Directions: Images must not appear in your copy; reproduce every other part of the records exactly.

Data shown:

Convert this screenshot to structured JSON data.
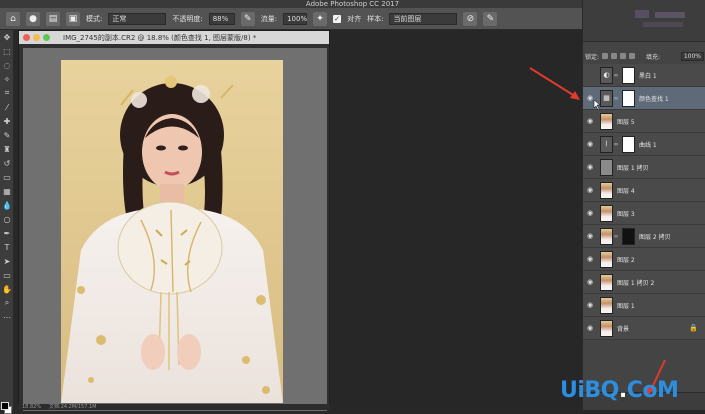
{
  "app": {
    "title": "Adobe Photoshop CC 2017"
  },
  "options_bar": {
    "mode_label": "模式:",
    "mode_value": "正常",
    "opacity_label": "不透明度:",
    "opacity_value": "88%",
    "flow_label": "流量:",
    "flow_value": "100%",
    "align_label": "对齐",
    "sample_label": "样本:",
    "sample_value": "当前图层"
  },
  "document": {
    "title": "IMG_2745的副本.CR2 @ 18.8% (颜色查找 1, 图层蒙版/8) *",
    "zoom": "18.82%",
    "status": "文档:24.2M/157.1M"
  },
  "layers_panel": {
    "lock_label": "锁定:",
    "fill_label": "填充:",
    "fill_value": "100%",
    "layers": [
      {
        "name": "黑白 1",
        "thumb": "adj-bw",
        "mask": "white",
        "visible": false,
        "active": false
      },
      {
        "name": "颜色查找 1",
        "thumb": "adj-lut",
        "mask": "white",
        "visible": true,
        "active": true
      },
      {
        "name": "图层 5",
        "thumb": "photo",
        "mask": "",
        "visible": true,
        "active": false
      },
      {
        "name": "曲线 1",
        "thumb": "adj-curve",
        "mask": "white",
        "visible": true,
        "active": false
      },
      {
        "name": "图层 1 拷贝",
        "thumb": "gray",
        "mask": "",
        "visible": true,
        "active": false
      },
      {
        "name": "图层 4",
        "thumb": "photo-light",
        "mask": "",
        "visible": true,
        "active": false
      },
      {
        "name": "图层 3",
        "thumb": "photo",
        "mask": "",
        "visible": true,
        "active": false
      },
      {
        "name": "图层 2 拷贝",
        "thumb": "photo",
        "mask": "black",
        "visible": true,
        "active": false
      },
      {
        "name": "图层 2",
        "thumb": "photo",
        "mask": "",
        "visible": true,
        "active": false
      },
      {
        "name": "图层 1 拷贝 2",
        "thumb": "photo",
        "mask": "",
        "visible": true,
        "active": false
      },
      {
        "name": "图层 1",
        "thumb": "photo",
        "mask": "",
        "visible": true,
        "active": false
      },
      {
        "name": "背景",
        "thumb": "photo",
        "mask": "",
        "visible": true,
        "active": false,
        "locked": true
      }
    ]
  },
  "watermark": {
    "text_a": "UiBQ",
    "text_b": ".",
    "text_c": "CoM"
  },
  "colors": {
    "accent": "#2d8ee0",
    "arrow": "#e03a2e"
  }
}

Reply:
Convert this screenshot to structured JSON data.
{
  "app": {
    "title": "Adobe Photoshop CC 2017"
  },
  "options_bar": {
    "mode_label": "模式:",
    "mode_value": "正常",
    "opacity_label": "不透明度:",
    "opacity_value": "88%",
    "flow_label": "流量:",
    "flow_value": "100%",
    "align_label": "对齐",
    "sample_label": "样本:",
    "sample_value": "当前图层"
  },
  "document": {
    "title": "IMG_2745的副本.CR2 @ 18.8% (颜色查找 1, 图层蒙版/8) *",
    "zoom": "18.82%",
    "status": "文档:24.2M/157.1M"
  },
  "layers_panel": {
    "lock_label": "锁定:",
    "fill_label": "填充:",
    "fill_value": "100%",
    "layers": [
      {
        "name": "黑白 1",
        "thumb": "adj-bw",
        "mask": "white",
        "visible": false,
        "active": false
      },
      {
        "name": "颜色查找 1",
        "thumb": "adj-lut",
        "mask": "white",
        "visible": true,
        "active": true
      },
      {
        "name": "图层 5",
        "thumb": "photo",
        "mask": "",
        "visible": true,
        "active": false
      },
      {
        "name": "曲线 1",
        "thumb": "adj-curve",
        "mask": "white",
        "visible": true,
        "active": false
      },
      {
        "name": "图层 1 拷贝",
        "thumb": "gray",
        "mask": "",
        "visible": true,
        "active": false
      },
      {
        "name": "图层 4",
        "thumb": "photo-light",
        "mask": "",
        "visible": true,
        "active": false
      },
      {
        "name": "图层 3",
        "thumb": "photo",
        "mask": "",
        "visible": true,
        "active": false
      },
      {
        "name": "图层 2 拷贝",
        "thumb": "photo",
        "mask": "black",
        "visible": true,
        "active": false
      },
      {
        "name": "图层 2",
        "thumb": "photo",
        "mask": "",
        "visible": true,
        "active": false
      },
      {
        "name": "图层 1 拷贝 2",
        "thumb": "photo",
        "mask": "",
        "visible": true,
        "active": false
      },
      {
        "name": "图层 1",
        "thumb": "photo",
        "mask": "",
        "visible": true,
        "active": false
      },
      {
        "name": "背景",
        "thumb": "photo",
        "mask": "",
        "visible": true,
        "active": false,
        "locked": true
      }
    ]
  },
  "watermark": {
    "text_a": "UiBQ",
    "text_b": ".",
    "text_c": "CoM"
  },
  "colors": {
    "accent": "#2d8ee0",
    "arrow": "#e03a2e"
  }
}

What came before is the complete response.